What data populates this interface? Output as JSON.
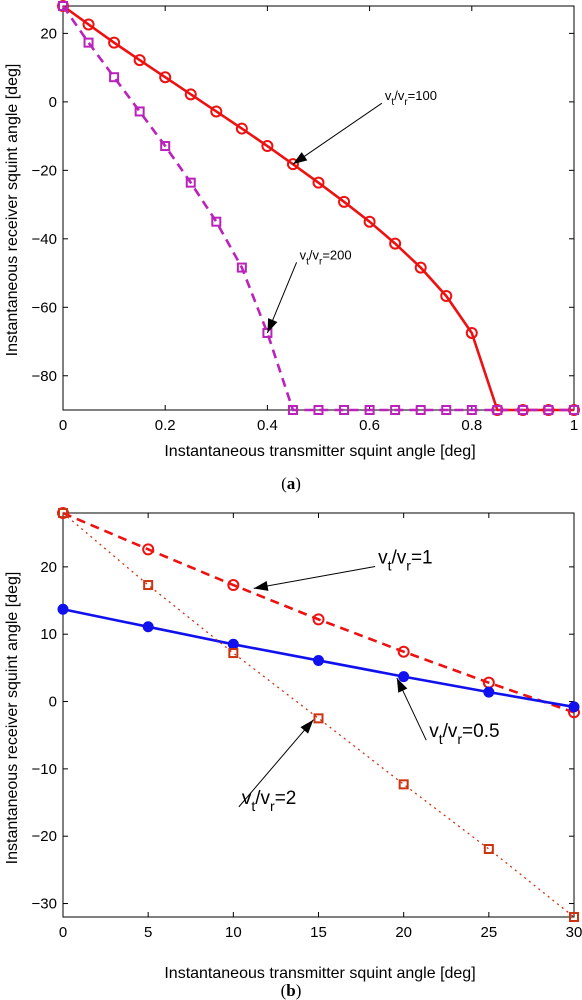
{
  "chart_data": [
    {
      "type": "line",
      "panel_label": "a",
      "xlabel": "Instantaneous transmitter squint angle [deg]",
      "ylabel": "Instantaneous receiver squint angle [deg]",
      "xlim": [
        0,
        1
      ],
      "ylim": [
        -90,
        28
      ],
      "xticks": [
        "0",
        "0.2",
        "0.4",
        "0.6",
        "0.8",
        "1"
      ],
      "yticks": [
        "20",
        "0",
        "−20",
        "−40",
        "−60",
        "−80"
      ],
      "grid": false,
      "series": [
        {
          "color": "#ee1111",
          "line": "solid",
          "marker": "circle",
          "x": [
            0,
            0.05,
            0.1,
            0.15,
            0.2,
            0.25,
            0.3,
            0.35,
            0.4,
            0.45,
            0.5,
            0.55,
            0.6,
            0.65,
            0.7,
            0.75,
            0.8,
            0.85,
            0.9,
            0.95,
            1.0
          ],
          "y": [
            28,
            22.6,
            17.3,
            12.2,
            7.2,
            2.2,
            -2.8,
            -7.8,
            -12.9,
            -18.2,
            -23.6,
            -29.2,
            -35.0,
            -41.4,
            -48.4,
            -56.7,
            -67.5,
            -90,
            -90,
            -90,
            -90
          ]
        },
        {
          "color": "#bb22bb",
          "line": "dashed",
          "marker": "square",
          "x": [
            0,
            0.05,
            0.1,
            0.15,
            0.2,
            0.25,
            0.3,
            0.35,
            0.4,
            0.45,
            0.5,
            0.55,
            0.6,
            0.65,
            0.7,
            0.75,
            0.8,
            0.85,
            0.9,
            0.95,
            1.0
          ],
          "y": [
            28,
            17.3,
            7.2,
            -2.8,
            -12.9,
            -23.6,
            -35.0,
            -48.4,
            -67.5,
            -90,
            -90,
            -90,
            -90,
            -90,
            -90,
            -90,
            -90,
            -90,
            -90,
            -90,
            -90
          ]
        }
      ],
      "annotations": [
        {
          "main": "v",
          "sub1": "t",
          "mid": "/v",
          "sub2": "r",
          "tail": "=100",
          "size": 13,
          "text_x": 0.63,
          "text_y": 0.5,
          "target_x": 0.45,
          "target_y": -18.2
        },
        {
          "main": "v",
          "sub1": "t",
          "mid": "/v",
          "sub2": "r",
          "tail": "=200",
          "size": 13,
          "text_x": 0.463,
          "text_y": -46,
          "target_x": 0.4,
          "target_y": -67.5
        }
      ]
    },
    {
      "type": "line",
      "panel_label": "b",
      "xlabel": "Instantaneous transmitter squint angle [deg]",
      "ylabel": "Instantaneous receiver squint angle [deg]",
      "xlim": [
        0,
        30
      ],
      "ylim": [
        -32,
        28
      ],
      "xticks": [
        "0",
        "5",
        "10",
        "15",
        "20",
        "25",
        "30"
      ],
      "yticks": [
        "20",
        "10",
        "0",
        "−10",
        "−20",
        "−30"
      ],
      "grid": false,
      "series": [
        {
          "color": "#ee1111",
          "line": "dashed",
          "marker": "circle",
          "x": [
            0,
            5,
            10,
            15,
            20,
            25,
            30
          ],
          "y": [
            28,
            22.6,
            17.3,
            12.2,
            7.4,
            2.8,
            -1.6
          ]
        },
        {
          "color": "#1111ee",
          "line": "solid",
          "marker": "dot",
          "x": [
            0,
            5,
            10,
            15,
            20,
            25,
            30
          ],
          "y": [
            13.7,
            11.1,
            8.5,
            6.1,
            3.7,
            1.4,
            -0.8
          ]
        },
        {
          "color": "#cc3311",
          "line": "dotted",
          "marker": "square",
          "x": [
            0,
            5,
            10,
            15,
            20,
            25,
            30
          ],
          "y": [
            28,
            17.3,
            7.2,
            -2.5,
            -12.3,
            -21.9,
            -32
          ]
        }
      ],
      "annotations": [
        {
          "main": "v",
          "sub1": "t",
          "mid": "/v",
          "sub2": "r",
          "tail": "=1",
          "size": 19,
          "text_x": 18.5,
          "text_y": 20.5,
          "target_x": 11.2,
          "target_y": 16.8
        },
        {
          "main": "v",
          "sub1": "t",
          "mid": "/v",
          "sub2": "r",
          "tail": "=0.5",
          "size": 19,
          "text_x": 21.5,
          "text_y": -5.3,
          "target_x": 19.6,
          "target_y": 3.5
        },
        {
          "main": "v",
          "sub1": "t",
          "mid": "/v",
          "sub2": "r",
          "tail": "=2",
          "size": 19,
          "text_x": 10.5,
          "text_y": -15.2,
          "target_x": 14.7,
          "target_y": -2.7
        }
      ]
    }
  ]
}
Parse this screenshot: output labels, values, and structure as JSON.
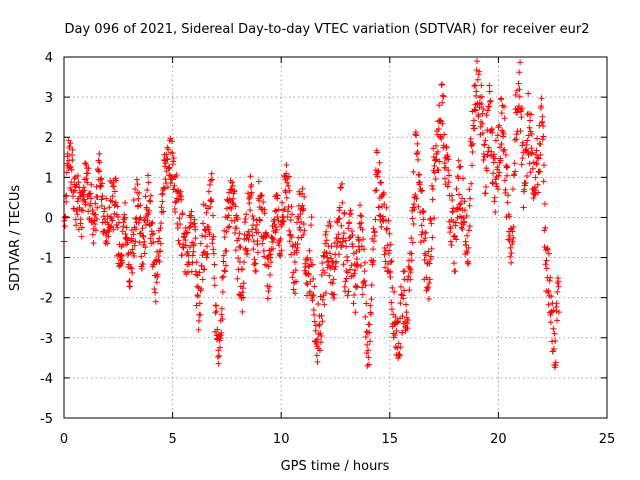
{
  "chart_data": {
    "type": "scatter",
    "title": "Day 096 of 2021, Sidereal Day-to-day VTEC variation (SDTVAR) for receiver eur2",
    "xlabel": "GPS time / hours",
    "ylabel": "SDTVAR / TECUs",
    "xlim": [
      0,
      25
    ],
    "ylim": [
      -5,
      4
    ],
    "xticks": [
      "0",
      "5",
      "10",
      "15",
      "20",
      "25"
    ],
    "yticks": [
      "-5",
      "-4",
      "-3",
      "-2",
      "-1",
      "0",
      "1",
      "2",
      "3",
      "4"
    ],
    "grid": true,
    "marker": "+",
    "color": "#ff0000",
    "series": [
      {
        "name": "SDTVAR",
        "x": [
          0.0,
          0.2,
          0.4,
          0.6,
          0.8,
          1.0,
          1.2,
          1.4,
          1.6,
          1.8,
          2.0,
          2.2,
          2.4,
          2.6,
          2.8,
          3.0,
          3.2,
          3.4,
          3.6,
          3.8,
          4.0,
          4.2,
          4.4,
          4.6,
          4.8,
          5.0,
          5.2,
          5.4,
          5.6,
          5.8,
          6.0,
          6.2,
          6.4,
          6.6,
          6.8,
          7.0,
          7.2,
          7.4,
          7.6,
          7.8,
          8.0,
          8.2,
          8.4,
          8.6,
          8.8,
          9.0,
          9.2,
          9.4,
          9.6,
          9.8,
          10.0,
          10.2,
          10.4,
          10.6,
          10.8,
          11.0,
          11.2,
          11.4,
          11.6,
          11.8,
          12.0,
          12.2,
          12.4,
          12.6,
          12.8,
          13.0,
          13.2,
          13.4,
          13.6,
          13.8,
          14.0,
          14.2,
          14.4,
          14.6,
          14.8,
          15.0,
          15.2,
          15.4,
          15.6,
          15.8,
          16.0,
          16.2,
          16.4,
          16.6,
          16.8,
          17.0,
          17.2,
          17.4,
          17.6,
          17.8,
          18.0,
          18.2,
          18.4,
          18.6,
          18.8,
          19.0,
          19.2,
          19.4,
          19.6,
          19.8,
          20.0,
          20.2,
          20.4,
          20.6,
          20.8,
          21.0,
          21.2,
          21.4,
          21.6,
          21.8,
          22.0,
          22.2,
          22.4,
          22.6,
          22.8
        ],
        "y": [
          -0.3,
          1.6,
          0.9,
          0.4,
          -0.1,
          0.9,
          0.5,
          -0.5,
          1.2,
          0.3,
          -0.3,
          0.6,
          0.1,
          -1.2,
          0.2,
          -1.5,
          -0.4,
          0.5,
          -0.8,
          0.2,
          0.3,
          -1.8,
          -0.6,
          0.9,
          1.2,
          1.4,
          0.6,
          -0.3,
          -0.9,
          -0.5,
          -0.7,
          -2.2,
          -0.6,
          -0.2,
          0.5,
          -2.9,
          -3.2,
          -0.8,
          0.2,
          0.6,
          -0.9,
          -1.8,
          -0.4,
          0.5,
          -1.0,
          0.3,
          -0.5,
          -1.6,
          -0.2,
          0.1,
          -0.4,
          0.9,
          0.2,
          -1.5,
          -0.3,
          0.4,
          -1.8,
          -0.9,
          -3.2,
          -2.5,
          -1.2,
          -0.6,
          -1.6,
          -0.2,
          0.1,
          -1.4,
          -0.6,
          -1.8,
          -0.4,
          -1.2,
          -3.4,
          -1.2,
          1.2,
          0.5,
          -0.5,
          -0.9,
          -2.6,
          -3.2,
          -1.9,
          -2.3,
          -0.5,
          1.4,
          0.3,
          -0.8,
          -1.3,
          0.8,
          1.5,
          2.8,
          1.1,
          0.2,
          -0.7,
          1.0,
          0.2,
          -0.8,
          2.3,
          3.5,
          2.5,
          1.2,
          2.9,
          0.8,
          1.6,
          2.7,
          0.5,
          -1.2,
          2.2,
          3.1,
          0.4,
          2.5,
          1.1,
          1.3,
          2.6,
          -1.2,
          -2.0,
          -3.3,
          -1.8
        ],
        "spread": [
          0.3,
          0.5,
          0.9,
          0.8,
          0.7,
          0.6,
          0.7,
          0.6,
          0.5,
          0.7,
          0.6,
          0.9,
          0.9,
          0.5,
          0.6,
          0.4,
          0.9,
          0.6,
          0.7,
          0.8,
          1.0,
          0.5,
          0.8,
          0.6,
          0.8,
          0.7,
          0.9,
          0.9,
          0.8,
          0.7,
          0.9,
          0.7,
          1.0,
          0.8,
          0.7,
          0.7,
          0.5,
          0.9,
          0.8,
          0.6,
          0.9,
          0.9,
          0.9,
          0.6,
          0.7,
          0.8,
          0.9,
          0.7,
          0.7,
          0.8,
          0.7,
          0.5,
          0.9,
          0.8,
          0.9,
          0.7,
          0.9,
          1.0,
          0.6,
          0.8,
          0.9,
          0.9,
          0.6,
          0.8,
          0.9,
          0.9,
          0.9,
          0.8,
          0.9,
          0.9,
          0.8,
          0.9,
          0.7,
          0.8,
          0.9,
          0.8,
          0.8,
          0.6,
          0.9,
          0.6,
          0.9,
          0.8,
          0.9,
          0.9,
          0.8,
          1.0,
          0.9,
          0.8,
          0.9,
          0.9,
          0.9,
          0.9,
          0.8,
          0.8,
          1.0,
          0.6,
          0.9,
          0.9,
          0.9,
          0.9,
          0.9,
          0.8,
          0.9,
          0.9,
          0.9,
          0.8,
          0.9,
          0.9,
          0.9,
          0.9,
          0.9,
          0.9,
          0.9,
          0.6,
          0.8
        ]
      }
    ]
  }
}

- **Exercise instructions**: In the records above, how many lines hold the string "color"? Reply with only the number.

- **Final result**: 6